Task instructions =>
Copy each line that contains the string "with".

(Stored data entries)

'''

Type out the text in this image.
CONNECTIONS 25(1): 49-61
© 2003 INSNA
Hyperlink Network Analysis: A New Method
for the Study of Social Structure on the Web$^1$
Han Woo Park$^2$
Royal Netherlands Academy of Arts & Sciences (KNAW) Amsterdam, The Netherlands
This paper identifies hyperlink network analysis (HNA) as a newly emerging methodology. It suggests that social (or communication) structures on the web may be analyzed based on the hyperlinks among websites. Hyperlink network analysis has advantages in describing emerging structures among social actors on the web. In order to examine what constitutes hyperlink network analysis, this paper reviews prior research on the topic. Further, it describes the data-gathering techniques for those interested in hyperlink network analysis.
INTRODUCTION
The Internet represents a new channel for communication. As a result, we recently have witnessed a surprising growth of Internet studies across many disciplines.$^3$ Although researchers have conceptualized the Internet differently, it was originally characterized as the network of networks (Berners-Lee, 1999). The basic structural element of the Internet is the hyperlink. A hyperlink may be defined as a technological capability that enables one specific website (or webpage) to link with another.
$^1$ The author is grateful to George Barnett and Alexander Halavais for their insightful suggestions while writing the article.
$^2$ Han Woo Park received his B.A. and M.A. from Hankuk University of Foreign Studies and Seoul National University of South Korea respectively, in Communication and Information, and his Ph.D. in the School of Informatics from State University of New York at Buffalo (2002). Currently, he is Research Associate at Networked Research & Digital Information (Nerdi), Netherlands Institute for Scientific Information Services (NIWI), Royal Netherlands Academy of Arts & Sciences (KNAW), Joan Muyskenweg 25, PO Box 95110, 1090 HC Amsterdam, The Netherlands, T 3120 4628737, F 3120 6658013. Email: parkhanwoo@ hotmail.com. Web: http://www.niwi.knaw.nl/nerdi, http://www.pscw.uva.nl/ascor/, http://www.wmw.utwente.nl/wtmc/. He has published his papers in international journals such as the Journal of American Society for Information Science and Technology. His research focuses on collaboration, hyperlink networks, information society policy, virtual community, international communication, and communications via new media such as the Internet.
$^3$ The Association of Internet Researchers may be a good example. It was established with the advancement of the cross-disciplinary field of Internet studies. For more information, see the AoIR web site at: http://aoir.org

'''

Expected answer =>
The Internet represents a new channel for communication. As a result, we recently have witnessed a surprising growth of Internet studies across many disciplines.$^3$ Although researchers have conceptualized the Internet differently, it was originally characterized as the network of networks (Berners-Lee, 1999). The basic structural element of the Internet is the hyperlink. A hyperlink may be defined as a technological capability that enables one specific website (or webpage) to link with another.
$^3$ The Association of Internet Researchers may be a good example. It was established with the advancement of the cross-disciplinary field of Internet studies. For more information, see the AoIR web site at: http://aoir.org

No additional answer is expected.